:: Given information
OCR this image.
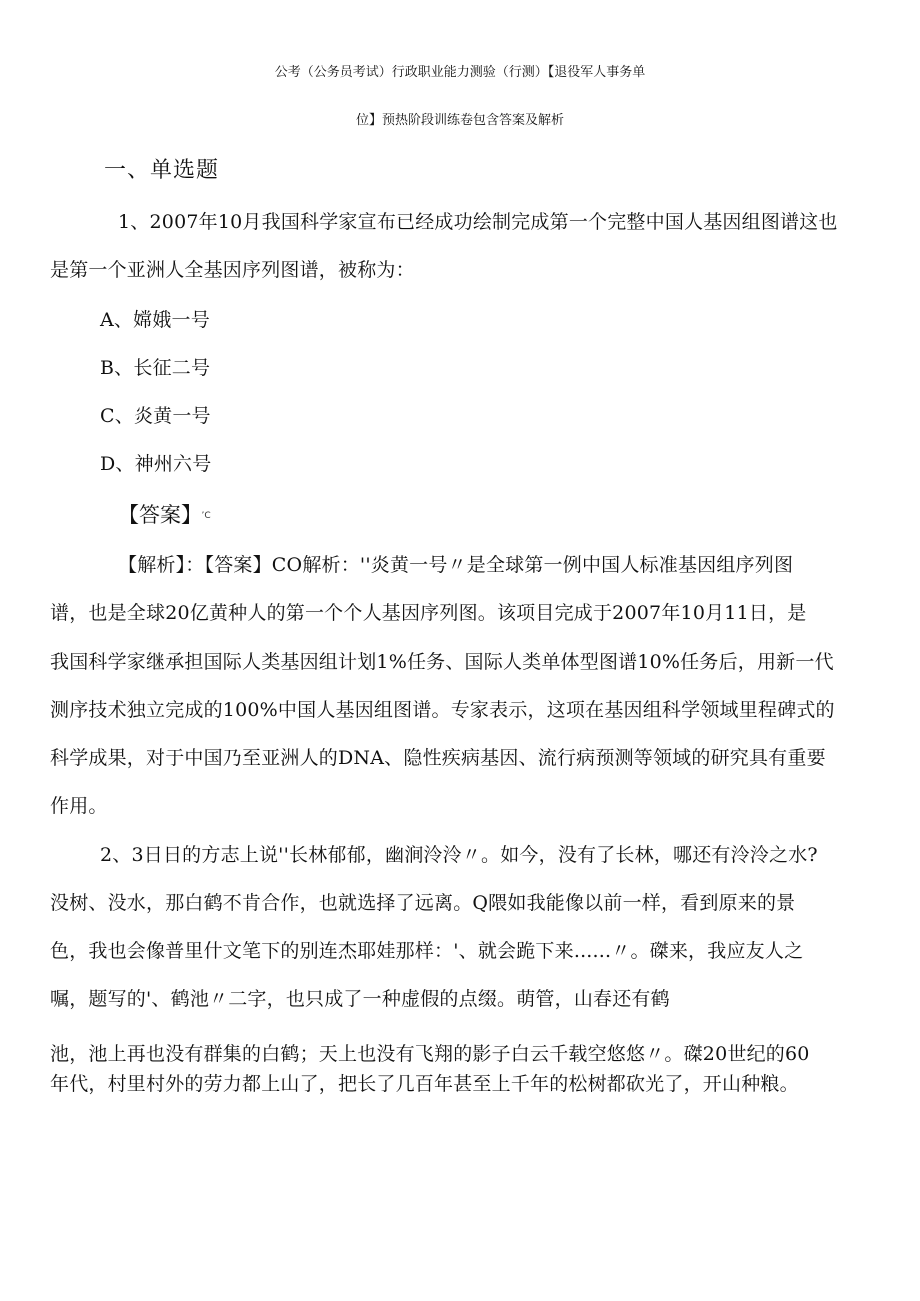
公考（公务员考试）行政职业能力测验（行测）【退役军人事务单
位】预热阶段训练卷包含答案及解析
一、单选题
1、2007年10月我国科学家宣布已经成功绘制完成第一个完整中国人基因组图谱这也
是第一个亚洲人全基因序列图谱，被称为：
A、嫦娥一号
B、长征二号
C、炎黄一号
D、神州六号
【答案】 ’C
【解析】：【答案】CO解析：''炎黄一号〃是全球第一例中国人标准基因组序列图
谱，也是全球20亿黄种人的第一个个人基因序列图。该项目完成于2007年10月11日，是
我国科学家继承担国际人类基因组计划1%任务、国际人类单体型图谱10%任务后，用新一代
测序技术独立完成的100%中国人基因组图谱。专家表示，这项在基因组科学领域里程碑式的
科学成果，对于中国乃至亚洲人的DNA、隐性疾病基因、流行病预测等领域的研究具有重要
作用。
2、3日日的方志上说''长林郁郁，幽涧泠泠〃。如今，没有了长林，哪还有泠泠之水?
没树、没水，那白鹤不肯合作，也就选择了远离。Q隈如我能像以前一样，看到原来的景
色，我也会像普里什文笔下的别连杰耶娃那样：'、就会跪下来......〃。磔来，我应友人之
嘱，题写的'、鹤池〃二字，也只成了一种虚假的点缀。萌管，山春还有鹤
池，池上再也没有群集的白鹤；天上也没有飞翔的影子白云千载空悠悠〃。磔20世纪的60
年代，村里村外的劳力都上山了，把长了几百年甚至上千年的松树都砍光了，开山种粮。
::::
▸ What to do: Copy all the records above exactly, but leave out the pictures.

▸ Response:
OCR this image.
公考（公务员考试）行政职业能力测验（行测）【退役军人事务单
位】预热阶段训练卷包含答案及解析
一、单选题
1、2007年10月我国科学家宣布已经成功绘制完成第一个完整中国人基因组图谱这也
是第一个亚洲人全基因序列图谱，被称为：
A、嫦娥一号
B、长征二号
C、炎黄一号
D、神州六号
【答案】 ’C
【解析】：【答案】CO解析：''炎黄一号〃是全球第一例中国人标准基因组序列图
谱，也是全球20亿黄种人的第一个个人基因序列图。该项目完成于2007年10月11日，是
我国科学家继承担国际人类基因组计划1%任务、国际人类单体型图谱10%任务后，用新一代
测序技术独立完成的100%中国人基因组图谱。专家表示，这项在基因组科学领域里程碑式的
科学成果，对于中国乃至亚洲人的DNA、隐性疾病基因、流行病预测等领域的研究具有重要
作用。
2、3日日的方志上说''长林郁郁，幽涧泠泠〃。如今，没有了长林，哪还有泠泠之水?
没树、没水，那白鹤不肯合作，也就选择了远离。Q隈如我能像以前一样，看到原来的景
色，我也会像普里什文笔下的别连杰耶娃那样：'、就会跪下来......〃。磔来，我应友人之
嘱，题写的'、鹤池〃二字，也只成了一种虚假的点缀。萌管，山春还有鹤
池，池上再也没有群集的白鹤；天上也没有飞翔的影子白云千载空悠悠〃。磔20世纪的60
年代，村里村外的劳力都上山了，把长了几百年甚至上千年的松树都砍光了，开山种粮。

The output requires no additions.